Exercise prompt: According to the concert announcement, from which university did George Crumb receive his doctor of musical arts?

Document excerpt:
▬▬▬▬▬▬▬▬▬▬

George Crumb concert added to WVU Parkersburg Distinguished Performance Series

Print Friendly

Parkersburg, W.Va. 10/30/12 – The Distinguished Performance Series of West Virginia University at Parkersburg will present the music of Pulitzer Prize-winning West Virginia composer George Crumb on Thursday, November 8, at 7 p.m. in the College Activities Center. The concert is free and open to the public.

Members of Philadelphia’s Orchestra 2001 will accompany Crumb’s daughter, soprano Ann Crumb, and baritone Patrick Mason in their grand performance of “American Songbook: Voices from the Heartland,” which is the last volume of the seven volumes in the “American Songbook.” This unique work for singers and large battery of percussion instruments draws its inspiration from American hymns, spirituals, folksongs and Native American chant. The complete songbook is being recorded by Orchestra 2001 for Bridge Records.

A native of Charleston, W.Va., George Crumb attended Mason College of Music and Fine Arts where he received his bachelor’s degree. At age 17, Crumb’s “Poem for Orchestra” was first performed by the Charleston Symphony Orchestra. He earned his master’s degree at the University of Illinois and then received his doctor of musical arts from the University of Michigan. Crumb’s West Virginia background comes through in his compositions especially in the “American Songbook” series.

▬▬▬▬▬▬▬▬▬▬

Extracted data:

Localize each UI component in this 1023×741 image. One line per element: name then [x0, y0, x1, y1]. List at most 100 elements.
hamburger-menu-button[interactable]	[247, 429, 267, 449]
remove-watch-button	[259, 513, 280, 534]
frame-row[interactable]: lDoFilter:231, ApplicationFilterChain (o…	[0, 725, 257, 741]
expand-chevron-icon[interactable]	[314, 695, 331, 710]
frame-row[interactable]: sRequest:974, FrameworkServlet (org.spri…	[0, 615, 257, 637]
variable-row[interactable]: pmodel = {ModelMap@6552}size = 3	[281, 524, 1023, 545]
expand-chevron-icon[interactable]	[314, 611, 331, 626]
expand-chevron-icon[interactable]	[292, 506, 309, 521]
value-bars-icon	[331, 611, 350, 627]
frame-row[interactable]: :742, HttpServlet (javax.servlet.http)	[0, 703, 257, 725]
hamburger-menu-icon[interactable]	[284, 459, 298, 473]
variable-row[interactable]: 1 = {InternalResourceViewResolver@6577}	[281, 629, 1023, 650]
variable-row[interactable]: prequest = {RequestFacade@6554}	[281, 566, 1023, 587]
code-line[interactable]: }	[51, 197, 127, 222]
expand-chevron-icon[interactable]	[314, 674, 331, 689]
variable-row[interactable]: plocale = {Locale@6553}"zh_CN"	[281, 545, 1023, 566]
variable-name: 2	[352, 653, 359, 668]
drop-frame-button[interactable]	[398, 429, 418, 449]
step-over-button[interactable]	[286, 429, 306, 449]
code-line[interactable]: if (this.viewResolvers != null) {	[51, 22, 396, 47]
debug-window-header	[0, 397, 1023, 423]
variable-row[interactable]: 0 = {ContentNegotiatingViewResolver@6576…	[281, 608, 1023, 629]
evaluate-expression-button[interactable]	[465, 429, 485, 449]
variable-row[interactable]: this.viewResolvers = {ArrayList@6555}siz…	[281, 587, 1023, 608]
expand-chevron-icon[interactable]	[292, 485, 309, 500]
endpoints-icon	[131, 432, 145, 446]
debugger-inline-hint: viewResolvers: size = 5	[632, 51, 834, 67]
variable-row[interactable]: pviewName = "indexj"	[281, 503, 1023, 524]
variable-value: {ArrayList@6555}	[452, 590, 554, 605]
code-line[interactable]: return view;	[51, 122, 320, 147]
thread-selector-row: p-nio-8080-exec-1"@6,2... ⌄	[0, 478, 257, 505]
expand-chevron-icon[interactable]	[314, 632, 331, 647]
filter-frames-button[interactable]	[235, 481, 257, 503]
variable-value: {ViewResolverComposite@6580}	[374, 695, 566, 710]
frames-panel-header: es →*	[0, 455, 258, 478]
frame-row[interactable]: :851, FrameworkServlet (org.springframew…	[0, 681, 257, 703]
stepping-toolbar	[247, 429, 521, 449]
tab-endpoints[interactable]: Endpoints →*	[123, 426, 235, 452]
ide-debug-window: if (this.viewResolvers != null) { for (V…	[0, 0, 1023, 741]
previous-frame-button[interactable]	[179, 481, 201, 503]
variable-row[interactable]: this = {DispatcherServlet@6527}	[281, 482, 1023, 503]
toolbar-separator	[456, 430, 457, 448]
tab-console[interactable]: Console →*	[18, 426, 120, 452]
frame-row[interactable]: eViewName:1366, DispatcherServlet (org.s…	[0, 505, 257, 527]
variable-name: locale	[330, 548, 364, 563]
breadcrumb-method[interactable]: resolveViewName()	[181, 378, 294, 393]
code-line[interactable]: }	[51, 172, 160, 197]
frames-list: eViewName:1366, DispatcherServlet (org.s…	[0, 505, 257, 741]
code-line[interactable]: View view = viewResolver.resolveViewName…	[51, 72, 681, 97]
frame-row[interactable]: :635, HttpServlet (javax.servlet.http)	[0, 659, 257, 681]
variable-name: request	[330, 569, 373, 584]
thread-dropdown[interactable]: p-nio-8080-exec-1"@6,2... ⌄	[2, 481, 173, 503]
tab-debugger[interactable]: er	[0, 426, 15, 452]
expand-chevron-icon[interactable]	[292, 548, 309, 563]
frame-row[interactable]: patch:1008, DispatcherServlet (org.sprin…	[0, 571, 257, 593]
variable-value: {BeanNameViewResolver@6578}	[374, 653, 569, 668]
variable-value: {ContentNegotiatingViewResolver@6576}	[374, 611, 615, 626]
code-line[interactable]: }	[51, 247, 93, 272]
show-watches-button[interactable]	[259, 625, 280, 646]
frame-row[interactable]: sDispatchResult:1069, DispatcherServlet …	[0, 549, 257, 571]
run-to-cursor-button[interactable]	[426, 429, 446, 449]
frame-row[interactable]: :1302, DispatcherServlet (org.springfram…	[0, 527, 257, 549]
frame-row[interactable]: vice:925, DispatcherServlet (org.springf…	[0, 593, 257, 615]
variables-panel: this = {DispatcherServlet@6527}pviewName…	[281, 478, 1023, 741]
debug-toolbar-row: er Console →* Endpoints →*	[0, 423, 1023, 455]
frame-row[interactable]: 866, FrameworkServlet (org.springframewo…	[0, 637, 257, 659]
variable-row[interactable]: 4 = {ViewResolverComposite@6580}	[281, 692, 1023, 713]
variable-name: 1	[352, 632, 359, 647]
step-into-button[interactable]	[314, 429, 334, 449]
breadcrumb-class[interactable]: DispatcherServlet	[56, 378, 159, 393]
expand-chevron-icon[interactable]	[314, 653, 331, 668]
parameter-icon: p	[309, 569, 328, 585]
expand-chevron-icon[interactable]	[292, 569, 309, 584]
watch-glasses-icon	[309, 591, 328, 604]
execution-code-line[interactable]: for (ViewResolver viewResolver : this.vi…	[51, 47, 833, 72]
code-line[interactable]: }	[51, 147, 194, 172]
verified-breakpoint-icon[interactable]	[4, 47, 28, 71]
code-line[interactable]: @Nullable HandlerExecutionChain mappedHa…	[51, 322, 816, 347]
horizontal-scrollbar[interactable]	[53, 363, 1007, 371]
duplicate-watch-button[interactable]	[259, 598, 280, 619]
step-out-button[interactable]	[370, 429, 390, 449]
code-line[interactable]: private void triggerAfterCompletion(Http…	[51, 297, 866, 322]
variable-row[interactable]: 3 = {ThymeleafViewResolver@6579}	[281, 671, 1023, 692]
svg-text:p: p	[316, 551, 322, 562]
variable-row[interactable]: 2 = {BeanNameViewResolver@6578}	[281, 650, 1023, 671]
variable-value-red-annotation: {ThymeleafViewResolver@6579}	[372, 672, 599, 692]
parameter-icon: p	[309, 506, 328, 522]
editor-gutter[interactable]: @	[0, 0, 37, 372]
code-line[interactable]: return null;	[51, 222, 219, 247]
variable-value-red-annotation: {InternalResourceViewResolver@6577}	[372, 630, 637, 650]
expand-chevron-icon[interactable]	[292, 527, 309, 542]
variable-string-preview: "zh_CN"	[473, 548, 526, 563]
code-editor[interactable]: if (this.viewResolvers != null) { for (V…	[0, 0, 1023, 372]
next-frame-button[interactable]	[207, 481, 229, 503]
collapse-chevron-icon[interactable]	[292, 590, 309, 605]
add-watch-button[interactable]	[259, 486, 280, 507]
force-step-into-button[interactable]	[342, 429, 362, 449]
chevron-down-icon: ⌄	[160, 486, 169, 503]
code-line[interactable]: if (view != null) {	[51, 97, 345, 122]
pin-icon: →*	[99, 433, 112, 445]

▬▬▬▬▬▬▬▬▬▬

Problem solution: The University of Michigan.